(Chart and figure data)
.....
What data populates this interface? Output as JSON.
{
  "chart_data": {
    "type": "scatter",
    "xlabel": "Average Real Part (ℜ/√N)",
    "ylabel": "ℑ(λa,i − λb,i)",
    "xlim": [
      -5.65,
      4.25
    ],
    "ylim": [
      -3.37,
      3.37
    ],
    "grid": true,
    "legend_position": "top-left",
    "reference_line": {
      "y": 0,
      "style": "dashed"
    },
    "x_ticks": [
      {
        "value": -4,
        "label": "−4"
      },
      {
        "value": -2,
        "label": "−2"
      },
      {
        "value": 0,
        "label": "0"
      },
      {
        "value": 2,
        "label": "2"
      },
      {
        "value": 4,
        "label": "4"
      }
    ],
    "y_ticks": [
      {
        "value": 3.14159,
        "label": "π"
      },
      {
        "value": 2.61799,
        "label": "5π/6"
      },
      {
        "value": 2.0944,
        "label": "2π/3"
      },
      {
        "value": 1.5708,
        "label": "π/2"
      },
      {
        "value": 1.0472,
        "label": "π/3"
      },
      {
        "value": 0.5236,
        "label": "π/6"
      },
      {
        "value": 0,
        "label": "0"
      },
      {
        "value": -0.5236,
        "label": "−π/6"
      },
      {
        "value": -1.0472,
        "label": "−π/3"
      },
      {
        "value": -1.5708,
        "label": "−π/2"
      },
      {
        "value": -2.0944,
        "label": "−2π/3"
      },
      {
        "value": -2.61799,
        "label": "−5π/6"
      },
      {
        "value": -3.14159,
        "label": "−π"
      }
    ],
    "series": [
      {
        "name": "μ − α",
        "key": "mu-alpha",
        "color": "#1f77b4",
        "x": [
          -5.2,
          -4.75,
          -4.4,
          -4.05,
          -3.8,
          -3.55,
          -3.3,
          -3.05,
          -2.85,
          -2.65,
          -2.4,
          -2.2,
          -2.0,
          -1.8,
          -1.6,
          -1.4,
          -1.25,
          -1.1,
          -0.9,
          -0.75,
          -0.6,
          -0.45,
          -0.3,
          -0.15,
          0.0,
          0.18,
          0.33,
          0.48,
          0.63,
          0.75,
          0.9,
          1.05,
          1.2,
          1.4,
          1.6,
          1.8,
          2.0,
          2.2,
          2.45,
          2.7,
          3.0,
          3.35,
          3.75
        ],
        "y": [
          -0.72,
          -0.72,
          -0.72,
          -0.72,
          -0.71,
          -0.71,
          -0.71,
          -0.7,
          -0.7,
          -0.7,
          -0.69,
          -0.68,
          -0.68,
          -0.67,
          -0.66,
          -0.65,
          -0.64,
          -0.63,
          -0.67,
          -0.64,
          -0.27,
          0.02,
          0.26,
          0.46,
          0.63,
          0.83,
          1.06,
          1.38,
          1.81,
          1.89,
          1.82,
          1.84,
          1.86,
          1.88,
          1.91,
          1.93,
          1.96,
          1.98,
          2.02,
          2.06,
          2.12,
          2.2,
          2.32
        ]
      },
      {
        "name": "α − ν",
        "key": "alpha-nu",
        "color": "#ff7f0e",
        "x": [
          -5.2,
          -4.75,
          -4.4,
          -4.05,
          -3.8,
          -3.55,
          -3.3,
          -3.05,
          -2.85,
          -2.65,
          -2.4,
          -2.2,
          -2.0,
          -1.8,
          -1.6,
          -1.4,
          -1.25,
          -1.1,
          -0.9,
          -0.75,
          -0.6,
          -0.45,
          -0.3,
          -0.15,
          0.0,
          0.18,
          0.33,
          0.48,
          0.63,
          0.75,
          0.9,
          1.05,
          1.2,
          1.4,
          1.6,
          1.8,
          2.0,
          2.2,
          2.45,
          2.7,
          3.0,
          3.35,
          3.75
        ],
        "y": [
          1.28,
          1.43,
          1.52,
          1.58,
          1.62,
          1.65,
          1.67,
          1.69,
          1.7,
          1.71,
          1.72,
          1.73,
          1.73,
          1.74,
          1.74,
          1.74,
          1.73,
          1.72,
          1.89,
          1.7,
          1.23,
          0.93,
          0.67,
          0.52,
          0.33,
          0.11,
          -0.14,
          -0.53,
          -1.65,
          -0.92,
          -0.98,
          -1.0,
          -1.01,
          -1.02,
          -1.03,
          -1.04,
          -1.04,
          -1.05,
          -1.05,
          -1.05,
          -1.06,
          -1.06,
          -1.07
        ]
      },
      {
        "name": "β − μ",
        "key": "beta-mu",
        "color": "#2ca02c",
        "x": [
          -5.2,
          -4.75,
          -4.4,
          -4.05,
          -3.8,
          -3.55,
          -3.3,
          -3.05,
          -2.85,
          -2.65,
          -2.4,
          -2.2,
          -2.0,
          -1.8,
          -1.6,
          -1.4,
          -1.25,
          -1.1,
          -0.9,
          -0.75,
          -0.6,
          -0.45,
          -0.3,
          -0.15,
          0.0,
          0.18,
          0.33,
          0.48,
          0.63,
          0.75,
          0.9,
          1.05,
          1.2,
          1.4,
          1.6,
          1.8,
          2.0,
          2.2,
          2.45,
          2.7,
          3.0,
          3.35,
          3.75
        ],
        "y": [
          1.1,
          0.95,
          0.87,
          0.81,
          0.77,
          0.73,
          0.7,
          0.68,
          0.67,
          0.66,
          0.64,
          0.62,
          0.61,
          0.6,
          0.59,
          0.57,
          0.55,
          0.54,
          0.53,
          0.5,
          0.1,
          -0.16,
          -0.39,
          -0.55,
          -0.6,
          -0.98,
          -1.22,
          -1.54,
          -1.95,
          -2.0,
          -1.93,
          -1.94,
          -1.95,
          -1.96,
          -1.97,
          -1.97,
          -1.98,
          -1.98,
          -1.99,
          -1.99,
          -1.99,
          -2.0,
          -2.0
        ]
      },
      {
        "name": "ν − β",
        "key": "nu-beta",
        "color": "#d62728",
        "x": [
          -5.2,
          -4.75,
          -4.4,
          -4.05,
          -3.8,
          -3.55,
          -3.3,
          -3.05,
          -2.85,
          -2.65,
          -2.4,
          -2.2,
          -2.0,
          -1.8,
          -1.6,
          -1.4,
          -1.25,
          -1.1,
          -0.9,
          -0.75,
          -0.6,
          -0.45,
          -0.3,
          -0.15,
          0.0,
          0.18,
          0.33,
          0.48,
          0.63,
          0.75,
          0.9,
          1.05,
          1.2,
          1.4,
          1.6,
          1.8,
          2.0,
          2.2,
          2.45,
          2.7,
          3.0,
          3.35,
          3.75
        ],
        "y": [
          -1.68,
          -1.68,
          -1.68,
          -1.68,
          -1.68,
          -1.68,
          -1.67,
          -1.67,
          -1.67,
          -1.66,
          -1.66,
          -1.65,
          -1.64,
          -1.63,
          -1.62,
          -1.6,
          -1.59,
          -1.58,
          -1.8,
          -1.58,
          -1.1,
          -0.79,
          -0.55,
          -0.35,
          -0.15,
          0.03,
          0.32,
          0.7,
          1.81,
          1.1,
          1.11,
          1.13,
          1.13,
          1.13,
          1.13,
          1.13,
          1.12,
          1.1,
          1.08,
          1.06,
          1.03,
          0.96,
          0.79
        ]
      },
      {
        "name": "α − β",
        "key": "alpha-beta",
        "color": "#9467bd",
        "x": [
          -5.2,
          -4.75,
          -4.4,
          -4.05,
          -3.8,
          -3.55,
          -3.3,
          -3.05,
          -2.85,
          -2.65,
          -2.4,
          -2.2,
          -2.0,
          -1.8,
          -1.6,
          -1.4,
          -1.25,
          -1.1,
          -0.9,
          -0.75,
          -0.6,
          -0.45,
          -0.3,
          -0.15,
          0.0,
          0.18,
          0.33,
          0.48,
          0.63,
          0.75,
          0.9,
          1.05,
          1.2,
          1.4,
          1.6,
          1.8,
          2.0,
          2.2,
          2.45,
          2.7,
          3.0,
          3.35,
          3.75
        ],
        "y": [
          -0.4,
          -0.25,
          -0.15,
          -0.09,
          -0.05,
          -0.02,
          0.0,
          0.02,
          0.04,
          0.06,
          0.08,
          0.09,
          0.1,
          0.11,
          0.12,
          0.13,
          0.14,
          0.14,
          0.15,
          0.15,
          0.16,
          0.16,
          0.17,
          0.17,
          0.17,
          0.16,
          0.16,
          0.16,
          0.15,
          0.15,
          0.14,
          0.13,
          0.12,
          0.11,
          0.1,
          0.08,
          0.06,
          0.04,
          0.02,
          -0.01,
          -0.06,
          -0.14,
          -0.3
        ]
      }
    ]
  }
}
.....
Exercise:
Determine how many lines include the word "beta" and report that number by itself.

Answer to the task:
3